[Entries of transcribed document text]

____________________

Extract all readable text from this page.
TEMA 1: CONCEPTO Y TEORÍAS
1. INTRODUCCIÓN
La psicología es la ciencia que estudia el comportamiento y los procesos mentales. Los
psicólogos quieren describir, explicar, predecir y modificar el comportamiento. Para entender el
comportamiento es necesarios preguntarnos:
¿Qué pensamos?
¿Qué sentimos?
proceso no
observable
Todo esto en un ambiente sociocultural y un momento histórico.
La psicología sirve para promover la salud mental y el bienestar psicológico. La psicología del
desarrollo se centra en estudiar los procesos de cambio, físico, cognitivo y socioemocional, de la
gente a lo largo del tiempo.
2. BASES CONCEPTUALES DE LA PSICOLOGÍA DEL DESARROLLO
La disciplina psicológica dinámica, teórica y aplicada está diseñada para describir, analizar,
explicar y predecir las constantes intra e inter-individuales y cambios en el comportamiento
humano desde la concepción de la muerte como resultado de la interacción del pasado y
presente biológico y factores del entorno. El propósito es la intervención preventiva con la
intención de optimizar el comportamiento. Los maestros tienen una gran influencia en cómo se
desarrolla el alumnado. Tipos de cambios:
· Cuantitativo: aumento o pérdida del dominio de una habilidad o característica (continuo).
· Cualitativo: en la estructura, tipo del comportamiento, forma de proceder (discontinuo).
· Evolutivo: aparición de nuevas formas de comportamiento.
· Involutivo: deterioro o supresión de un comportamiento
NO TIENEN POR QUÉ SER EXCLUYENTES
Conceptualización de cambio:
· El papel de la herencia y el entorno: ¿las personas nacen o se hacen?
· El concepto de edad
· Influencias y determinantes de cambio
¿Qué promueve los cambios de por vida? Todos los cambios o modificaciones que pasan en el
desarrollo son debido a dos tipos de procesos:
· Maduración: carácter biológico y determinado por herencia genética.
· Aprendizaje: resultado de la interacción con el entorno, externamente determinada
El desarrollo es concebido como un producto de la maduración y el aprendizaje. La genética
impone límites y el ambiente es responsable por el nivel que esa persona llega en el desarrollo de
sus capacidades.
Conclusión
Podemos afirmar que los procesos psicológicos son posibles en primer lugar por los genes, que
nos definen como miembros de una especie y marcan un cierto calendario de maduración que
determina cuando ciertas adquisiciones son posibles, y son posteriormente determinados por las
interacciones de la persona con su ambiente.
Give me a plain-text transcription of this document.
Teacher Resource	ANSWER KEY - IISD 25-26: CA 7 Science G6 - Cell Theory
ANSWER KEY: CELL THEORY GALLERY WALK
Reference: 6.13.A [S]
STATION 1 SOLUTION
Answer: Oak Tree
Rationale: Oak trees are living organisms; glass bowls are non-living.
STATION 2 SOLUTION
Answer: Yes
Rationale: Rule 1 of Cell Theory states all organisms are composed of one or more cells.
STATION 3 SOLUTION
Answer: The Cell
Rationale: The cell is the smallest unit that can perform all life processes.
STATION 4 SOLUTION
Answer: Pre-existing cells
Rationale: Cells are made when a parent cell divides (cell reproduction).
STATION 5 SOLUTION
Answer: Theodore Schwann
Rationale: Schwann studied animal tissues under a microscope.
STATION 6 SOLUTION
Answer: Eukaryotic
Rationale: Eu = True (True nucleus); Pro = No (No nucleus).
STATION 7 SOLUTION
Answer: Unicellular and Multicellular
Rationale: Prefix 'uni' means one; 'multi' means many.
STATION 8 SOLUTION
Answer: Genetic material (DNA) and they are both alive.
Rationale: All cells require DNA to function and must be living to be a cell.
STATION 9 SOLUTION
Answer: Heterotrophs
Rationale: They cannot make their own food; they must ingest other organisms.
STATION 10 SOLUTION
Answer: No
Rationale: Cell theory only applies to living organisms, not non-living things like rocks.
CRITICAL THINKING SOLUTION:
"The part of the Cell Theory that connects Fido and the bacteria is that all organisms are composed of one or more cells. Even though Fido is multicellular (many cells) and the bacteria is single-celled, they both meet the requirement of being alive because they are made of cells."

____________________

* Task details *
Copy each line of the records containing the string "resultado".

* Finished exercise *
humano desde la concepción de la muerte como resultado de la interacción del pasado y
· Aprendizaje: resultado de la interacción con el entorno, externamente determinada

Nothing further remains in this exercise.